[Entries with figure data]
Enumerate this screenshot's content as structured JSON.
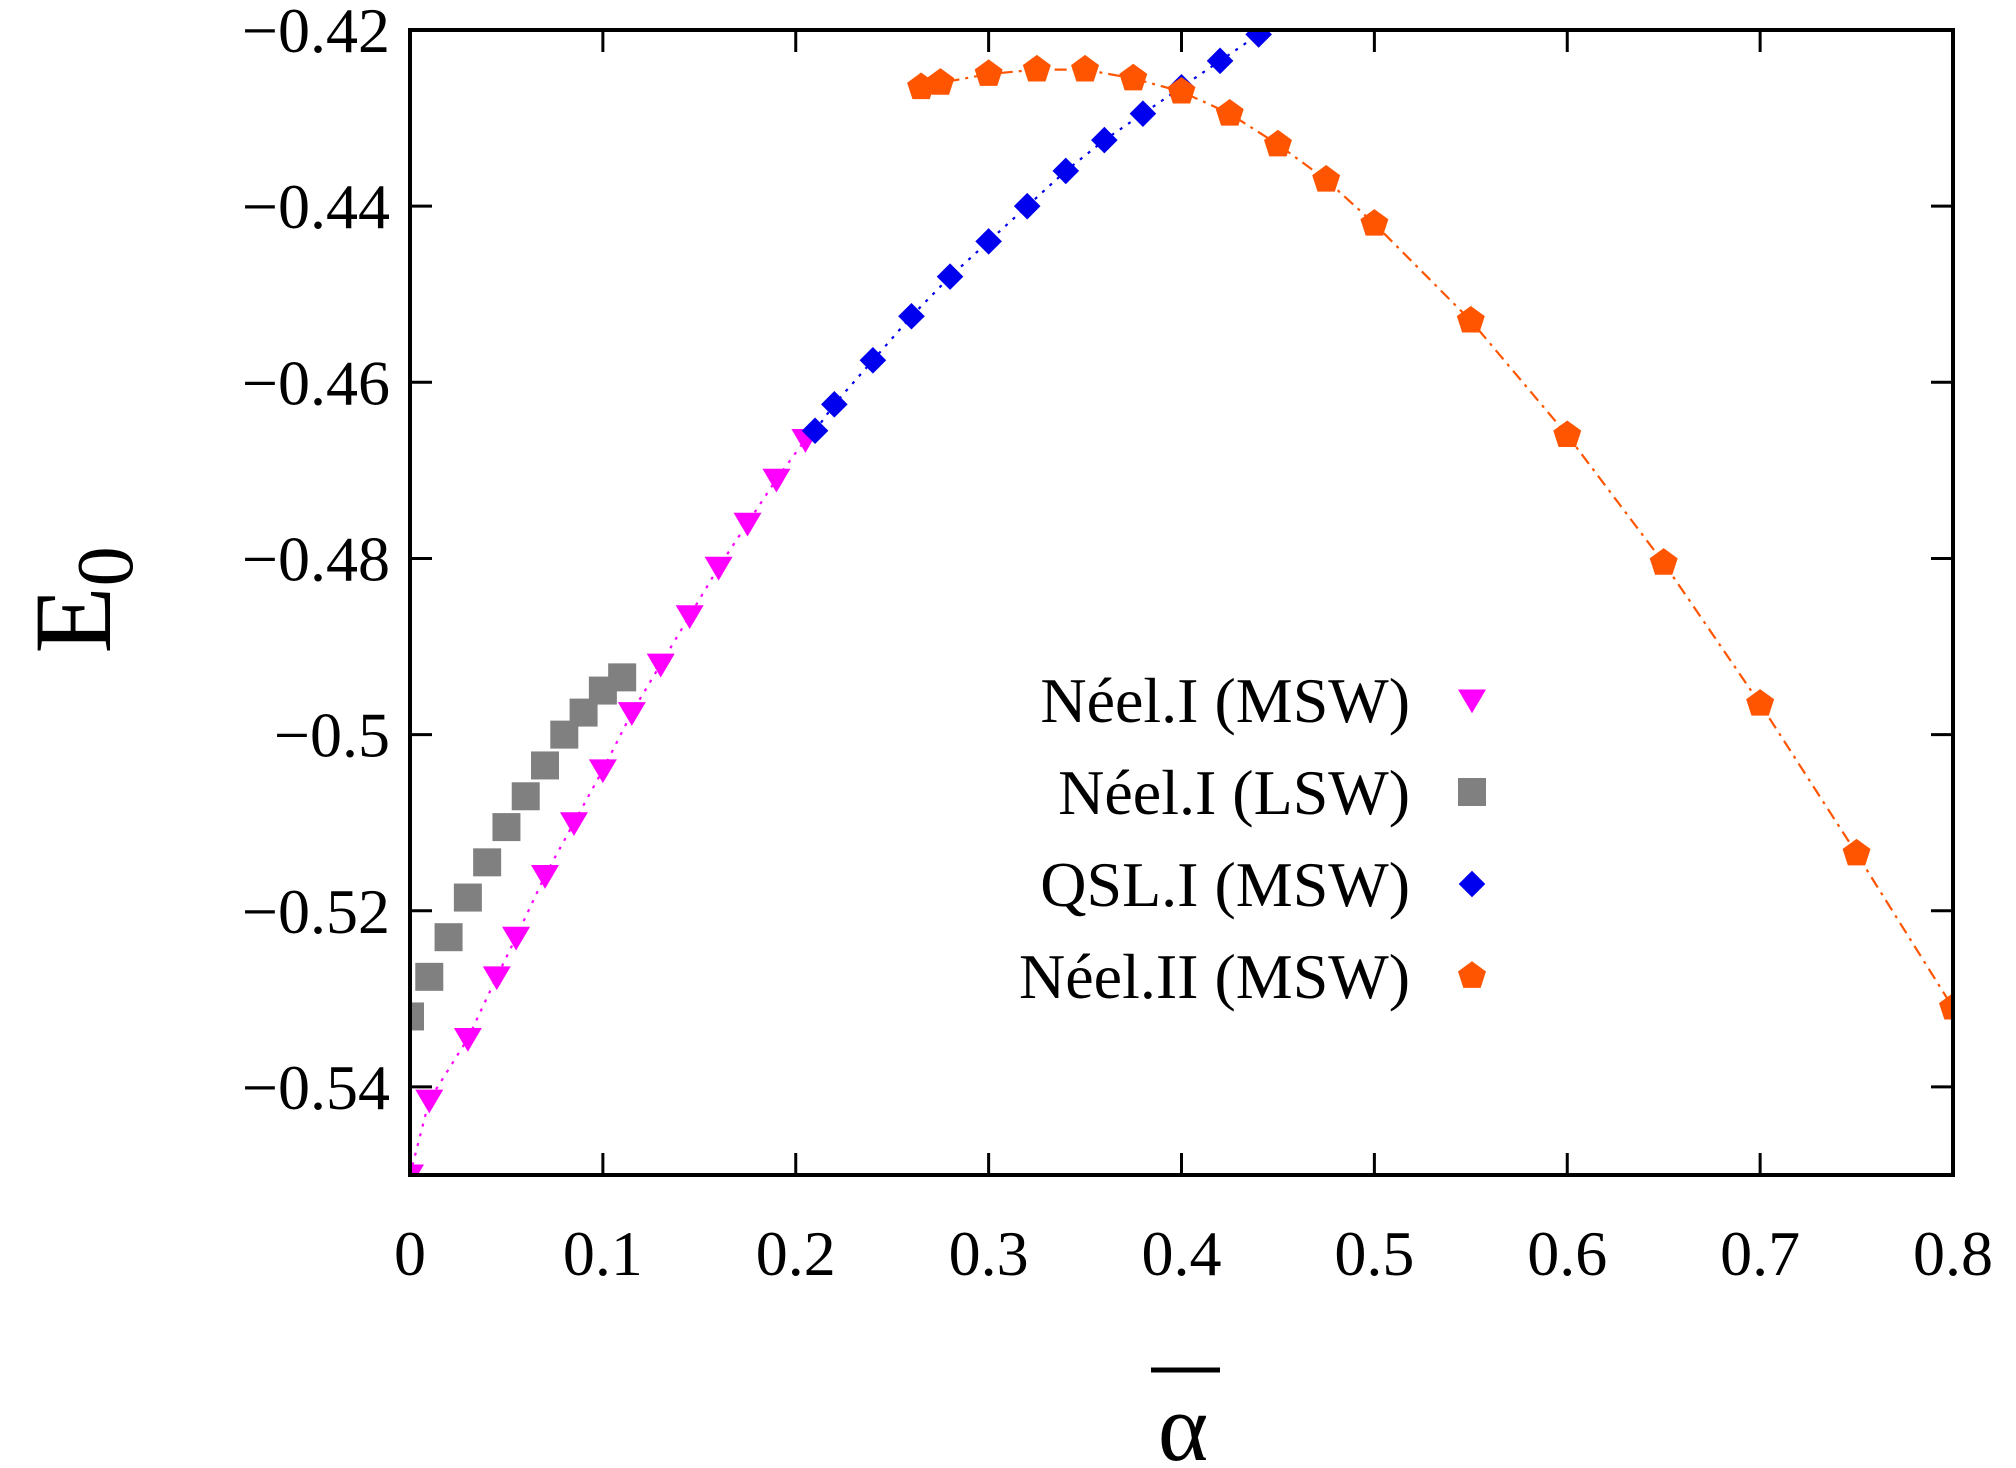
{
  "chart_data": {
    "type": "scatter",
    "title": "",
    "xlabel": "α",
    "ylabel": "E",
    "ylabel_subscript": "0",
    "xlim": [
      0,
      0.8
    ],
    "ylim": [
      -0.55,
      -0.42
    ],
    "x_ticks": [
      0,
      0.1,
      0.2,
      0.3,
      0.4,
      0.5,
      0.6,
      0.7,
      0.8
    ],
    "x_tick_labels": [
      "0",
      "0.1",
      "0.2",
      "0.3",
      "0.4",
      "0.5",
      "0.6",
      "0.7",
      "0.8"
    ],
    "y_ticks": [
      -0.54,
      -0.52,
      -0.5,
      -0.48,
      -0.46,
      -0.44,
      -0.42
    ],
    "y_tick_labels": [
      "−0.54",
      "−0.52",
      "−0.5",
      "−0.48",
      "−0.46",
      "−0.44",
      "−0.42"
    ],
    "grid": false,
    "legend_position": "center-right",
    "series": [
      {
        "name": "Néel.I (MSW)",
        "marker": "triangle-down",
        "color": "#ff00ff",
        "line": "dotted",
        "x": [
          0,
          0.01,
          0.03,
          0.045,
          0.055,
          0.07,
          0.085,
          0.1,
          0.115,
          0.13,
          0.145,
          0.16,
          0.175,
          0.19,
          0.205
        ],
        "y": [
          -0.55,
          -0.5415,
          -0.5345,
          -0.5275,
          -0.523,
          -0.516,
          -0.51,
          -0.504,
          -0.4975,
          -0.492,
          -0.4865,
          -0.481,
          -0.476,
          -0.471,
          -0.4665
        ]
      },
      {
        "name": "Néel.I (LSW)",
        "marker": "square",
        "color": "#808080",
        "line": "none",
        "x": [
          0,
          0.01,
          0.02,
          0.03,
          0.04,
          0.05,
          0.06,
          0.07,
          0.08,
          0.09,
          0.1,
          0.11
        ],
        "y": [
          -0.532,
          -0.5275,
          -0.523,
          -0.5185,
          -0.5145,
          -0.5105,
          -0.507,
          -0.5035,
          -0.5,
          -0.4975,
          -0.495,
          -0.4935
        ]
      },
      {
        "name": "QSL.I (MSW)",
        "marker": "diamond",
        "color": "#0000ee",
        "line": "dotted",
        "x": [
          0.21,
          0.22,
          0.24,
          0.26,
          0.28,
          0.3,
          0.32,
          0.34,
          0.36,
          0.38,
          0.4,
          0.42,
          0.44
        ],
        "y": [
          -0.4655,
          -0.4625,
          -0.4575,
          -0.4525,
          -0.448,
          -0.444,
          -0.44,
          -0.436,
          -0.4325,
          -0.4295,
          -0.4265,
          -0.4235,
          -0.4205
        ]
      },
      {
        "name": "Néel.II (MSW)",
        "marker": "pentagon",
        "color": "#ff5500",
        "line": "dash-dot",
        "x": [
          0.265,
          0.275,
          0.3,
          0.325,
          0.35,
          0.375,
          0.4,
          0.425,
          0.45,
          0.475,
          0.5,
          0.55,
          0.6,
          0.65,
          0.7,
          0.75,
          0.8
        ],
        "y": [
          -0.4265,
          -0.426,
          -0.425,
          -0.4245,
          -0.4245,
          -0.4255,
          -0.427,
          -0.4295,
          -0.433,
          -0.437,
          -0.442,
          -0.453,
          -0.466,
          -0.4805,
          -0.4965,
          -0.5135,
          -0.531
        ]
      }
    ]
  }
}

Given task
Search the entries for the word "marker" and pick out every line that holds it.

Answer to the exercise
        "marker": "triangle-down",
        "marker": "square",
        "marker": "diamond",
        "marker": "pentagon",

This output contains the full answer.